Material provided:
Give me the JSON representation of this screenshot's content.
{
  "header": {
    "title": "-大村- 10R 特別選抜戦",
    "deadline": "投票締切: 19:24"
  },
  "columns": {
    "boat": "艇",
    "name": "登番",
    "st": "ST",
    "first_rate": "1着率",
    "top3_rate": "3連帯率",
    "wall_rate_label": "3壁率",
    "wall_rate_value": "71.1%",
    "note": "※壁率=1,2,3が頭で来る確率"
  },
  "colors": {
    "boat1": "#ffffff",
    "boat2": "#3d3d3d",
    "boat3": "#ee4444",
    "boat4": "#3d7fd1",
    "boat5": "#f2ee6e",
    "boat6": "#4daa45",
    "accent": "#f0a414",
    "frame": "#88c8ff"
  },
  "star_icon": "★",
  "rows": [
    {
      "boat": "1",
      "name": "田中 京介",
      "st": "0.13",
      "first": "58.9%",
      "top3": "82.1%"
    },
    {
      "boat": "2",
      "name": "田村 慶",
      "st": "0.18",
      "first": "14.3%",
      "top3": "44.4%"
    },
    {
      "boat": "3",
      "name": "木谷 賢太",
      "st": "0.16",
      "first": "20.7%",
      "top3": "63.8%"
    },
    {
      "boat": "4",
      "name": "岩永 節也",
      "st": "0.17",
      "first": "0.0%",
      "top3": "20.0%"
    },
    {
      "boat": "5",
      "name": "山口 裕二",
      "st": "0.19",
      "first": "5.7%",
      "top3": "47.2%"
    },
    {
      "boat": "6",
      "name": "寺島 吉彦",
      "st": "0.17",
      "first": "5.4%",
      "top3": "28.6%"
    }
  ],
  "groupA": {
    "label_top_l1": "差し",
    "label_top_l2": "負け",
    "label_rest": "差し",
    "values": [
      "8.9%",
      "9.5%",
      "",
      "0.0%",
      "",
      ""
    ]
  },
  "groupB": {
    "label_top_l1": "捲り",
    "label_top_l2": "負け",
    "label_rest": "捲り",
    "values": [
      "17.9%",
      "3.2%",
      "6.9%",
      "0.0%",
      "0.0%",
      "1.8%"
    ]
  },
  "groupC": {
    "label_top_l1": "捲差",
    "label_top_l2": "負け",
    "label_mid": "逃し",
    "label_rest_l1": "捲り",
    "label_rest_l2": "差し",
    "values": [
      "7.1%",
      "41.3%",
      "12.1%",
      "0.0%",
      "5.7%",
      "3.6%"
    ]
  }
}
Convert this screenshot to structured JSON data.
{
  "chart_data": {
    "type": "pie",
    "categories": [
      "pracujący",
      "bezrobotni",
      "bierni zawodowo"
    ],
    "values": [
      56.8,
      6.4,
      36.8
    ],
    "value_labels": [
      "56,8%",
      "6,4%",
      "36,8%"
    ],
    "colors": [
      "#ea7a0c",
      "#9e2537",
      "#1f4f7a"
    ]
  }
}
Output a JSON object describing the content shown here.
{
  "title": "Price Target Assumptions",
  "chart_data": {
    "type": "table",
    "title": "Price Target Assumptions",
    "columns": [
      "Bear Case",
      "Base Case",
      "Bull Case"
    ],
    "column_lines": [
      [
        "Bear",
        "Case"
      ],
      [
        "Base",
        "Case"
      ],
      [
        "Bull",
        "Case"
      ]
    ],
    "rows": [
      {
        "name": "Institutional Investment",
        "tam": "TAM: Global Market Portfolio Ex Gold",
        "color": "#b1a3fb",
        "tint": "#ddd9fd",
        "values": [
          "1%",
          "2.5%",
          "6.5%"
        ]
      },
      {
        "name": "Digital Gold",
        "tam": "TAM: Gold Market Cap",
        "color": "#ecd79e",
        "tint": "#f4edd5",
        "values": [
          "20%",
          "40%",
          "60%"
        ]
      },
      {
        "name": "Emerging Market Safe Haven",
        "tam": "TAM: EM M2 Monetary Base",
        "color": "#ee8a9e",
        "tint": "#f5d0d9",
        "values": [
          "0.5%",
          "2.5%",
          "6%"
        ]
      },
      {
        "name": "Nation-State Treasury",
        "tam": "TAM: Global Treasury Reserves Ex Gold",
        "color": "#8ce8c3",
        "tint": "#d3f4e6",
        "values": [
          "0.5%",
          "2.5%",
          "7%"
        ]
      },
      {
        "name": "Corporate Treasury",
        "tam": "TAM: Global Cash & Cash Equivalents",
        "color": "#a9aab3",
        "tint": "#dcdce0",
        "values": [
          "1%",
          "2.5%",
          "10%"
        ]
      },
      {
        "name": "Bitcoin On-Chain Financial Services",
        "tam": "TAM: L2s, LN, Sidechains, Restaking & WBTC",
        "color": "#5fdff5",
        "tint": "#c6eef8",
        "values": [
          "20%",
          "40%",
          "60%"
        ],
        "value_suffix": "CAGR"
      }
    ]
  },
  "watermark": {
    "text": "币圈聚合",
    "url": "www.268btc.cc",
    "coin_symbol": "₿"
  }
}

Short exercise:
Copy every line of the listing that contains the word "Gold".

Solution below:
        "tam": "TAM: Global Market Portfolio Ex Gold",
        "name": "Digital Gold",
        "tam": "TAM: Gold Market Cap",
        "tam": "TAM: Global Treasury Reserves Ex Gold",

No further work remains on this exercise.